> **Brief**: Write out each line of the listing as it stands, without the images.

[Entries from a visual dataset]
· · · · · · ·

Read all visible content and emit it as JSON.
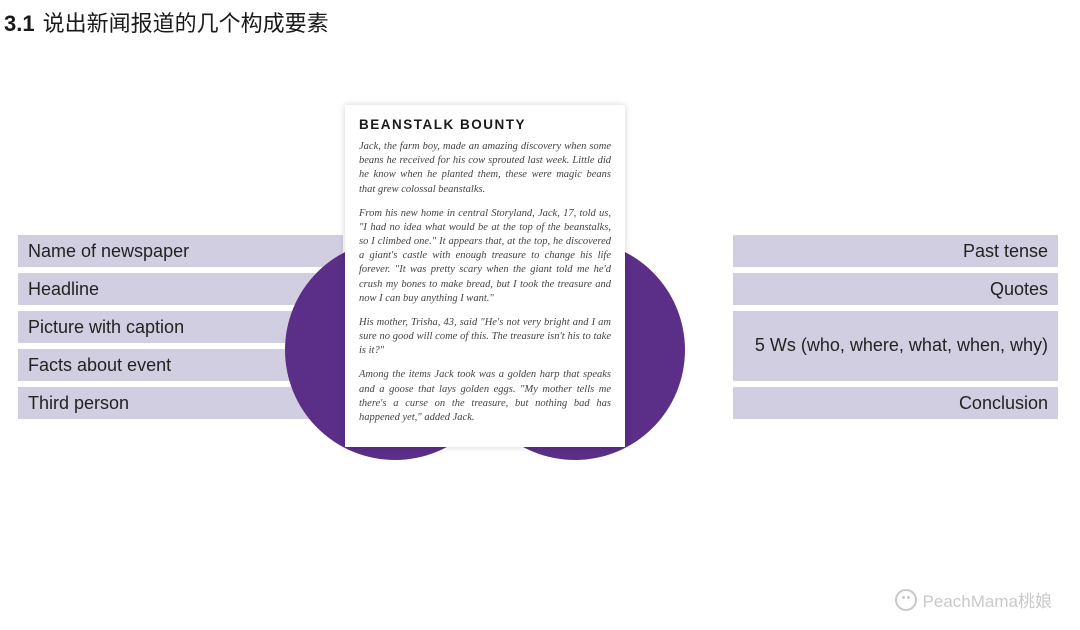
{
  "heading": {
    "number": "3.1",
    "text": "说出新闻报道的几个构成要素"
  },
  "left_bars": [
    "Name of newspaper",
    "Headline",
    "Picture with caption",
    "Facts about event",
    "Third person"
  ],
  "right_bars": [
    "Past tense",
    "Quotes",
    "5 Ws (who, where, what, when, why)",
    "Conclusion"
  ],
  "article": {
    "title": "BEANSTALK  BOUNTY",
    "paragraphs": [
      "Jack, the farm boy, made an amazing discovery when some beans he received for his cow sprouted last week. Little did he know when he planted them, these were magic beans that grew colossal beanstalks.",
      "From his new home in central Storyland, Jack, 17, told us, \"I had no idea what would be at the top of the beanstalks, so I climbed one.\" It appears that, at the top, he discovered a giant's castle with enough treasure to change his life forever. \"It was pretty scary when the giant told me he'd crush my bones to make bread, but I took the treasure and now I can buy anything I want.\"",
      "His mother, Trisha, 43, said \"He's not very bright and I am sure no good will come of this. The treasure isn't his to take is it?\"",
      "Among the items Jack took was a golden harp that speaks and a goose that lays golden eggs. \"My mother tells me there's a curse on the treasure, but nothing bad has happened yet,\" added Jack."
    ]
  },
  "watermark": "PeachMama桃娘",
  "colors": {
    "bar_bg": "#d2cee2",
    "circle": "#5b2e87",
    "text": "#222222"
  }
}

· · · · · · ·

> **Exercise result**:
Read all visible content and emit it as JSON.
{
  "heading": {
    "number": "3.1",
    "text": "说出新闻报道的几个构成要素"
  },
  "left_bars": [
    "Name of newspaper",
    "Headline",
    "Picture with caption",
    "Facts about event",
    "Third person"
  ],
  "right_bars": [
    "Past tense",
    "Quotes",
    "5 Ws (who, where, what, when, why)",
    "Conclusion"
  ],
  "article": {
    "title": "BEANSTALK  BOUNTY",
    "paragraphs": [
      "Jack, the farm boy, made an amazing discovery when some beans he received for his cow sprouted last week. Little did he know when he planted them, these were magic beans that grew colossal beanstalks.",
      "From his new home in central Storyland, Jack, 17, told us, \"I had no idea what would be at the top of the beanstalks, so I climbed one.\" It appears that, at the top, he discovered a giant's castle with enough treasure to change his life forever. \"It was pretty scary when the giant told me he'd crush my bones to make bread, but I took the treasure and now I can buy anything I want.\"",
      "His mother, Trisha, 43, said \"He's not very bright and I am sure no good will come of this. The treasure isn't his to take is it?\"",
      "Among the items Jack took was a golden harp that speaks and a goose that lays golden eggs. \"My mother tells me there's a curse on the treasure, but nothing bad has happened yet,\" added Jack."
    ]
  },
  "watermark": "PeachMama桃娘",
  "colors": {
    "bar_bg": "#d2cee2",
    "circle": "#5b2e87",
    "text": "#222222"
  }
}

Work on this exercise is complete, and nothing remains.